-------- DATASET RECORDS

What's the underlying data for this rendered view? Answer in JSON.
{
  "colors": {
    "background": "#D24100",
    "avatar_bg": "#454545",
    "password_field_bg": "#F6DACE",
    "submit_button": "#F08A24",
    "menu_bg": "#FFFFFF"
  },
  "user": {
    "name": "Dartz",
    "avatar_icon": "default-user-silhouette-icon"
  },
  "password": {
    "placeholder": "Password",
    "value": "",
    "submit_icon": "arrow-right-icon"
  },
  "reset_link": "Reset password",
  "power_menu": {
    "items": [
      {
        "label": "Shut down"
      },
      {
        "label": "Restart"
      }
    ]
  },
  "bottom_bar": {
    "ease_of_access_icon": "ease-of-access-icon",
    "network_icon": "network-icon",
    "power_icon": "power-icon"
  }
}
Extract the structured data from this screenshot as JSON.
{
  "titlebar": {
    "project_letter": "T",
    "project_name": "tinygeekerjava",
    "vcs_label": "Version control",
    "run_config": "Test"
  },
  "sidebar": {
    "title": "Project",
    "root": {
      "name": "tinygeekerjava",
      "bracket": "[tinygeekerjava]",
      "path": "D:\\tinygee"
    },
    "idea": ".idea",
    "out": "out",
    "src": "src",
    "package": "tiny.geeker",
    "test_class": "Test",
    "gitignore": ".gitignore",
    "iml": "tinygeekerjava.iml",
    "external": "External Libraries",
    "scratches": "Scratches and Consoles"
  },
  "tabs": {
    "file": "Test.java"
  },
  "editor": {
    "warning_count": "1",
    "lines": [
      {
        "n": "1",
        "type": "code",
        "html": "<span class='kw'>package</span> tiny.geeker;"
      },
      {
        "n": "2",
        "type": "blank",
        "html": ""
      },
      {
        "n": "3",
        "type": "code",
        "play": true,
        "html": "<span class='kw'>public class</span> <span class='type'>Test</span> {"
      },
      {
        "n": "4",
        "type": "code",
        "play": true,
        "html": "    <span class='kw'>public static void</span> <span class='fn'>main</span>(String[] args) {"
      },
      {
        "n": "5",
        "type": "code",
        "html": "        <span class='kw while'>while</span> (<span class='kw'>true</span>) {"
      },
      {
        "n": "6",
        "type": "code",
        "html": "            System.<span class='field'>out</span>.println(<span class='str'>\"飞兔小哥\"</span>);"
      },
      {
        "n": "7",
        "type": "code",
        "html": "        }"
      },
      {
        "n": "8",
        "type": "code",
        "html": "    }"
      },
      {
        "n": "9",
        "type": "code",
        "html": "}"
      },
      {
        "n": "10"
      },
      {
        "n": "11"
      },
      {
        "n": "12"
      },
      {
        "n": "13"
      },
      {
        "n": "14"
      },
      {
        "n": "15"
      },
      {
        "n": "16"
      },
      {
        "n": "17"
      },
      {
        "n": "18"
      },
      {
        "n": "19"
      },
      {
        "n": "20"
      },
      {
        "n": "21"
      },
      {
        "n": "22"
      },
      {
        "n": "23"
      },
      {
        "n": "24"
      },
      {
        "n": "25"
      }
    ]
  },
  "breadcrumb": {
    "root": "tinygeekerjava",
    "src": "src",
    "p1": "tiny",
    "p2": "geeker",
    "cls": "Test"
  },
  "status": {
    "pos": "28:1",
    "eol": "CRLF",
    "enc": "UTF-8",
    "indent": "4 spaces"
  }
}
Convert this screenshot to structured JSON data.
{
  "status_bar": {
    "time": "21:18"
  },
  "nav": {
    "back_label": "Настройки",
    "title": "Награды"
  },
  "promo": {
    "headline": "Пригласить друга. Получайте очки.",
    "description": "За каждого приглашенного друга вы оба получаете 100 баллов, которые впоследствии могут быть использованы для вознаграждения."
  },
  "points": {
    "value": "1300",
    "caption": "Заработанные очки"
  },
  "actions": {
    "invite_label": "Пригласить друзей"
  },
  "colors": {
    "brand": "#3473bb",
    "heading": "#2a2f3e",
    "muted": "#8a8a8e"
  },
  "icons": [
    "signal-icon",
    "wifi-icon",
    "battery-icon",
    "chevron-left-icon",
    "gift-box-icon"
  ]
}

----------------

▶ EXERCISE INSTRUCTIONS
Write out every entry exactly as given.

▶ ANSWER
What's the underlying data for this rendered view? Answer in JSON.
{
  "colors": {
    "background": "#D24100",
    "avatar_bg": "#454545",
    "password_field_bg": "#F6DACE",
    "submit_button": "#F08A24",
    "menu_bg": "#FFFFFF"
  },
  "user": {
    "name": "Dartz",
    "avatar_icon": "default-user-silhouette-icon"
  },
  "password": {
    "placeholder": "Password",
    "value": "",
    "submit_icon": "arrow-right-icon"
  },
  "reset_link": "Reset password",
  "power_menu": {
    "items": [
      {
        "label": "Shut down"
      },
      {
        "label": "Restart"
      }
    ]
  },
  "bottom_bar": {
    "ease_of_access_icon": "ease-of-access-icon",
    "network_icon": "network-icon",
    "power_icon": "power-icon"
  }
}
Extract the structured data from this screenshot as JSON.
{
  "titlebar": {
    "project_letter": "T",
    "project_name": "tinygeekerjava",
    "vcs_label": "Version control",
    "run_config": "Test"
  },
  "sidebar": {
    "title": "Project",
    "root": {
      "name": "tinygeekerjava",
      "bracket": "[tinygeekerjava]",
      "path": "D:\\tinygee"
    },
    "idea": ".idea",
    "out": "out",
    "src": "src",
    "package": "tiny.geeker",
    "test_class": "Test",
    "gitignore": ".gitignore",
    "iml": "tinygeekerjava.iml",
    "external": "External Libraries",
    "scratches": "Scratches and Consoles"
  },
  "tabs": {
    "file": "Test.java"
  },
  "editor": {
    "warning_count": "1",
    "lines": [
      {
        "n": "1",
        "type": "code",
        "html": "<span class='kw'>package</span> tiny.geeker;"
      },
      {
        "n": "2",
        "type": "blank",
        "html": ""
      },
      {
        "n": "3",
        "type": "code",
        "play": true,
        "html": "<span class='kw'>public class</span> <span class='type'>Test</span> {"
      },
      {
        "n": "4",
        "type": "code",
        "play": true,
        "html": "    <span class='kw'>public static void</span> <span class='fn'>main</span>(String[] args) {"
      },
      {
        "n": "5",
        "type": "code",
        "html": "        <span class='kw while'>while</span> (<span class='kw'>true</span>) {"
      },
      {
        "n": "6",
        "type": "code",
        "html": "            System.<span class='field'>out</span>.println(<span class='str'>\"飞兔小哥\"</span>);"
      },
      {
        "n": "7",
        "type": "code",
        "html": "        }"
      },
      {
        "n": "8",
        "type": "code",
        "html": "    }"
      },
      {
        "n": "9",
        "type": "code",
        "html": "}"
      },
      {
        "n": "10"
      },
      {
        "n": "11"
      },
      {
        "n": "12"
      },
      {
        "n": "13"
      },
      {
        "n": "14"
      },
      {
        "n": "15"
      },
      {
        "n": "16"
      },
      {
        "n": "17"
      },
      {
        "n": "18"
      },
      {
        "n": "19"
      },
      {
        "n": "20"
      },
      {
        "n": "21"
      },
      {
        "n": "22"
      },
      {
        "n": "23"
      },
      {
        "n": "24"
      },
      {
        "n": "25"
      }
    ]
  },
  "breadcrumb": {
    "root": "tinygeekerjava",
    "src": "src",
    "p1": "tiny",
    "p2": "geeker",
    "cls": "Test"
  },
  "status": {
    "pos": "28:1",
    "eol": "CRLF",
    "enc": "UTF-8",
    "indent": "4 spaces"
  }
}
Convert this screenshot to structured JSON data.
{
  "status_bar": {
    "time": "21:18"
  },
  "nav": {
    "back_label": "Настройки",
    "title": "Награды"
  },
  "promo": {
    "headline": "Пригласить друга. Получайте очки.",
    "description": "За каждого приглашенного друга вы оба получаете 100 баллов, которые впоследствии могут быть использованы для вознаграждения."
  },
  "points": {
    "value": "1300",
    "caption": "Заработанные очки"
  },
  "actions": {
    "invite_label": "Пригласить друзей"
  },
  "colors": {
    "brand": "#3473bb",
    "heading": "#2a2f3e",
    "muted": "#8a8a8e"
  },
  "icons": [
    "signal-icon",
    "wifi-icon",
    "battery-icon",
    "chevron-left-icon",
    "gift-box-icon"
  ]
}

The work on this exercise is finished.